**Exercice écrit a:**
D'après le texte fourni, pourquoi l'impression des couvertures constitue-t-elle une prouesse technique ? Répondez en une à trois phrases.

**Texte fourni:**
▬▬▬

Série indienne ~ Le Mayamata prend forme grâce à Bruno Dagens et Benjamin Van Blancke

Mêlant des considérations techniques, sociales et religieuses, le Traité de l’habitat est l’un des textes les plus complets au sujet de l’architecture et de l’urbanisme de l’Inde ancienne. Il prend aujourd’hui vie dans notre série indienne.

Dix classiques pour regarder l’Inde dans les yeux

Avec la série indienne dont les dix parutions prévues courront sur toute l’année 2022, les Belles Lettres vous convient à vous initier aux secrets immensément riches de l’Inde classique.

Secrets de fabrication

L’art de bâtir – ici un catalogue d’édition, ou une série éditoriale de qualité – se fonde sur le choix et l’alliance de matériaux et de savoir-faire bénéfiques, pérennes et harmonieux. Pour héberger ces trésors de l’Inde classique, notre équipe a travaillé ces livres comme des temples.
Malgré les défis de façonnage qu’ils présentent, ils sont tous imprimés en France, bénéficiant du label Imprim’Vert.
Les motifs du dessinateur et photographe anglais Henry Wilson reproduits en couvertures le sont au moyen d’une sérigraphie en deux couleurs qui constitue une prouesse technique de calage et de pouvoir couvrant, surtout sur un papier teinté dans la masse (le Napura Khepera de chez Winter & Company) à la fois très intense dans ses couleurs et très absorbant.

▬▬▬

Données collectées:
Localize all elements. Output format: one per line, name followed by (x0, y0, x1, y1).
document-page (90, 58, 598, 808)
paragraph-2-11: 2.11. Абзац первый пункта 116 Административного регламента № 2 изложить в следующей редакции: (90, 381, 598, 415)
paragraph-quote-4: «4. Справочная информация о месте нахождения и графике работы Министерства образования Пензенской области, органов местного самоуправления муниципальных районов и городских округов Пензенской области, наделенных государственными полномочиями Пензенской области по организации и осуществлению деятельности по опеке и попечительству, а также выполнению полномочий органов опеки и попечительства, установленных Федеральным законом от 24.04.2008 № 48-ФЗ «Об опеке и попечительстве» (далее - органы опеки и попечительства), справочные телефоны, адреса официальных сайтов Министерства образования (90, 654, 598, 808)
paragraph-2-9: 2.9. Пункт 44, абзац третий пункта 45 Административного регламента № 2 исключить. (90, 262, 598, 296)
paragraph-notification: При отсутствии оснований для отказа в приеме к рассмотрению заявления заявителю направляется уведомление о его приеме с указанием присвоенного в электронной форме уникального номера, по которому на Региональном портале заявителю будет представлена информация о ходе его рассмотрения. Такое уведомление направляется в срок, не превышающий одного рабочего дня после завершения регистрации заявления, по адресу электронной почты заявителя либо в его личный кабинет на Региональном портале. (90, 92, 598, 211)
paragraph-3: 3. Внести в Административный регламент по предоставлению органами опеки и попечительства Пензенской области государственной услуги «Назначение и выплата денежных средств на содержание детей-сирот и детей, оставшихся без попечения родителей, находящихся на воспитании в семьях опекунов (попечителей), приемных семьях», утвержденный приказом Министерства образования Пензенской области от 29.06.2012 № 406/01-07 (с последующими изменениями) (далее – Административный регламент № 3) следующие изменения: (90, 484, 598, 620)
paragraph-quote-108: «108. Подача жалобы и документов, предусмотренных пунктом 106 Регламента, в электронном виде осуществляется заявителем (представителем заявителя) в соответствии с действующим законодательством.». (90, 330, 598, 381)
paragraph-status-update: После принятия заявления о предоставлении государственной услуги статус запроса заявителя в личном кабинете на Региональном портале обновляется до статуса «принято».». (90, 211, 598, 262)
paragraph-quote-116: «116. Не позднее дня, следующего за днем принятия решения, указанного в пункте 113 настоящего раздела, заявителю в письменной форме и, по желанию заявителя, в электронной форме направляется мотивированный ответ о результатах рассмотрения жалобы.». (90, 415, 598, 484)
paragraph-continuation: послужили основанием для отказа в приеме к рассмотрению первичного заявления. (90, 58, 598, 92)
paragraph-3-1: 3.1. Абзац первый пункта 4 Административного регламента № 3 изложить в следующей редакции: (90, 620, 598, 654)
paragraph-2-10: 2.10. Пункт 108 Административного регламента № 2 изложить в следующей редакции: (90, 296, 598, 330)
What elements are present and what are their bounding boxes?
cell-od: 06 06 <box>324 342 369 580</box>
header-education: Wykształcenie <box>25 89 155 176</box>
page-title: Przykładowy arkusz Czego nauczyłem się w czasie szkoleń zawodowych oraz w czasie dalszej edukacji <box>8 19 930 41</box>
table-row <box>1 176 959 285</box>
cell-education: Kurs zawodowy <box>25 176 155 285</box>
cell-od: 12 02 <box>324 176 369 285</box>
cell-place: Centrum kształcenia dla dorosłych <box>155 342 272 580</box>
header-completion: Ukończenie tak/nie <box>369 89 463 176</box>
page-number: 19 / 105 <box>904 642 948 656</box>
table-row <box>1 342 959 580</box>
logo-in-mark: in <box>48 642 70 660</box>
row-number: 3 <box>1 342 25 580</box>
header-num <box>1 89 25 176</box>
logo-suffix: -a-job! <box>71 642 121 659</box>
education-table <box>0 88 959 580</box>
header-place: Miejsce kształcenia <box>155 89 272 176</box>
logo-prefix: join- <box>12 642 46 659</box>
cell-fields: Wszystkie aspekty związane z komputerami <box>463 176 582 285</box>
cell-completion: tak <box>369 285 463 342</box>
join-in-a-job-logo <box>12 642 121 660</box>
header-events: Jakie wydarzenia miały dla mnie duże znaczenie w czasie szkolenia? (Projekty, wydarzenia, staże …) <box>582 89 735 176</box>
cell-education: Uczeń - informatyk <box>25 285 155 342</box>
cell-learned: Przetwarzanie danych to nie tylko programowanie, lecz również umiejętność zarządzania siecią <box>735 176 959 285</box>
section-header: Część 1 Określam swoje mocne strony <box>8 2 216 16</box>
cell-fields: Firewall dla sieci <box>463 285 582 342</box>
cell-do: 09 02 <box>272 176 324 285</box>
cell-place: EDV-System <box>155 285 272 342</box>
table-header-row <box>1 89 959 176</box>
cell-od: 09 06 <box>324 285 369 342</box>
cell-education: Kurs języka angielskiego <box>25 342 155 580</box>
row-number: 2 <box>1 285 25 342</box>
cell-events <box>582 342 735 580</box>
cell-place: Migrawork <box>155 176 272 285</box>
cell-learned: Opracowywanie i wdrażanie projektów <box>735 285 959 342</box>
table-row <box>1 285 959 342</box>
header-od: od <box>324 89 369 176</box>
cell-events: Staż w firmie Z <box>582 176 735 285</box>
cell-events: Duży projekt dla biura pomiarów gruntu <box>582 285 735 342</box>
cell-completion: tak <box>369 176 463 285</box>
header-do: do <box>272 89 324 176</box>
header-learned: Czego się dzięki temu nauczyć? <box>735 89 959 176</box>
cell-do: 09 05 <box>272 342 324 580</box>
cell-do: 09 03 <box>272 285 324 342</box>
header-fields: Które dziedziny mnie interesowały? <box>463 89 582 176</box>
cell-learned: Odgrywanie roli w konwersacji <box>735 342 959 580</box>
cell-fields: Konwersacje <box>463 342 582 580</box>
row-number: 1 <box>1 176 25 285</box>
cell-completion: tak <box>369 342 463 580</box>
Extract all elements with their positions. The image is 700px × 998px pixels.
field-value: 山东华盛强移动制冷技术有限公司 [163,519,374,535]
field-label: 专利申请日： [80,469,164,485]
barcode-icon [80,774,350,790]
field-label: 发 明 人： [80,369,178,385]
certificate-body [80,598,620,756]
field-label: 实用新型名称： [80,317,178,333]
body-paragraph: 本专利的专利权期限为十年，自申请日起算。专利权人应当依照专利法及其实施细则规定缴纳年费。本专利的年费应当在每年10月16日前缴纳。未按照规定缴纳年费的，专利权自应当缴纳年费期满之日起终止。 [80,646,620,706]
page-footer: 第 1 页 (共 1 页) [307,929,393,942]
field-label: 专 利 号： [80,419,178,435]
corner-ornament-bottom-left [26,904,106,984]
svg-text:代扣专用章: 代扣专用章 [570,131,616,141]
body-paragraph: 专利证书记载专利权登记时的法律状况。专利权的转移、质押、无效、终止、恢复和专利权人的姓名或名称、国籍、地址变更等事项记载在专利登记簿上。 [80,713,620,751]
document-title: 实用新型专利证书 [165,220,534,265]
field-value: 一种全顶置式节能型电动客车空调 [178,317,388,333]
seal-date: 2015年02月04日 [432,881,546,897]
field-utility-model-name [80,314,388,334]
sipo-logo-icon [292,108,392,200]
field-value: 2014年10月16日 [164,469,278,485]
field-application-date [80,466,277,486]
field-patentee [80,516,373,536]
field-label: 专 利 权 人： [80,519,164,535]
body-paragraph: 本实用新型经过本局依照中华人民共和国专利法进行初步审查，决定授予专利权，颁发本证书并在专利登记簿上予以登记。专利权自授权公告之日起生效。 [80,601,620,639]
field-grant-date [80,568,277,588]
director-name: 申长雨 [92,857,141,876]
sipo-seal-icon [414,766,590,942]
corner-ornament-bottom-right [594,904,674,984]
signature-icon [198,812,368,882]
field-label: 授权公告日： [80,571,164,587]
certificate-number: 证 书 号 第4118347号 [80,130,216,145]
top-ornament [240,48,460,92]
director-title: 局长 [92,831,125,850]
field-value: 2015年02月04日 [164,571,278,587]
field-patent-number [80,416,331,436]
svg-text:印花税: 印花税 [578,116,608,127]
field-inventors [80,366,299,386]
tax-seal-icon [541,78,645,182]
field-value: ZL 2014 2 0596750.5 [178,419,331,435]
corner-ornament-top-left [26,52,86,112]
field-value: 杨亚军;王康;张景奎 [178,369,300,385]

▬▬▬

**Exercice écrit b:**
Citez à l'identique les lignes du relevé, depuis son début jusqu'à la ligne contenant « paragraph-2-11: 2.11. Абзац », celle-ci comprise.

**Réponse attendue a:**
Les motifs des couvertures sont reproduits par une sérigraphie en deux couleurs. Celle-ci exige une prouesse de calage et de pouvoir couvrant, d'autant plus qu'elle est réalisée sur un papier teinté dans la masse, le Napura Khepera de chez Winter & Company, à la fois très intense dans ses couleurs et très absorbant.

**Réponse attendue b:**
Localize all elements. Output format: one per line, name followed by (x0, y0, x1, y1).
document-page (90, 58, 598, 808)
paragraph-2-11: 2.11. Абзац первый пункта 116 Административного регламента № 2 изложить в следующей редакции: (90, 381, 598, 415)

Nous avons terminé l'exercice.